### AIM OF THE TASK
Transcribe all records exactly.

==== RECORDS FOR THE TASK

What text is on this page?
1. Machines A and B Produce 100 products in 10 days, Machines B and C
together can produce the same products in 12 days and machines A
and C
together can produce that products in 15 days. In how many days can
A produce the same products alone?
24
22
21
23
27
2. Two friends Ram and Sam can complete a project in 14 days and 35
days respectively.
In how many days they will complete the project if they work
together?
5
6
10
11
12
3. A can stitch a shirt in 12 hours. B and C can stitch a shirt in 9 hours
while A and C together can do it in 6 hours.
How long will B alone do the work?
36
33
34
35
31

========

### CORRECT RESULT
What text is on this page?
1. Machines A and B Produce 100 products in 10 days, Machines B and C
together can produce the same products in 12 days and machines A
and C
together can produce that products in 15 days. In how many days can
A produce the same products alone?
24
22
21
23
27
2. Two friends Ram and Sam can complete a project in 14 days and 35
days respectively.
In how many days they will complete the project if they work
together?
5
6
10
11
12
3. A can stitch a shirt in 12 hours. B and C can stitch a shirt in 9 hours
while A and C together can do it in 6 hours.
How long will B alone do the work?
36
33
34
35
31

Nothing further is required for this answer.